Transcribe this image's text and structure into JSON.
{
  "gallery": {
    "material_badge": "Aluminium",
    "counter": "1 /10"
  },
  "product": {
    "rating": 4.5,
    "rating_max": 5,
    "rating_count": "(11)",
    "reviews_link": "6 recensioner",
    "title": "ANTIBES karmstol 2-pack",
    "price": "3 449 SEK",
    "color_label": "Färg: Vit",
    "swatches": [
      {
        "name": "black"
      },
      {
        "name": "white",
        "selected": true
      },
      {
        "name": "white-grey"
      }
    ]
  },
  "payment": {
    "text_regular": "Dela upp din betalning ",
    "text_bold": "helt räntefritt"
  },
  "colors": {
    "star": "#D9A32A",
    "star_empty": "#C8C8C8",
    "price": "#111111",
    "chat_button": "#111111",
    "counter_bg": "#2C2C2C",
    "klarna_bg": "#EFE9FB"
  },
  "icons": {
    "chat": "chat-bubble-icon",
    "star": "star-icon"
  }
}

# Problem to work on
Exactly reproduce every line found in the records.

# Full output
Transcribe this image's text and structure into JSON.
{
  "gallery": {
    "material_badge": "Aluminium",
    "counter": "1 /10"
  },
  "product": {
    "rating": 4.5,
    "rating_max": 5,
    "rating_count": "(11)",
    "reviews_link": "6 recensioner",
    "title": "ANTIBES karmstol 2-pack",
    "price": "3 449 SEK",
    "color_label": "Färg: Vit",
    "swatches": [
      {
        "name": "black"
      },
      {
        "name": "white",
        "selected": true
      },
      {
        "name": "white-grey"
      }
    ]
  },
  "payment": {
    "text_regular": "Dela upp din betalning ",
    "text_bold": "helt räntefritt"
  },
  "colors": {
    "star": "#D9A32A",
    "star_empty": "#C8C8C8",
    "price": "#111111",
    "chat_button": "#111111",
    "counter_bg": "#2C2C2C",
    "klarna_bg": "#EFE9FB"
  },
  "icons": {
    "chat": "chat-bubble-icon",
    "star": "star-icon"
  }
}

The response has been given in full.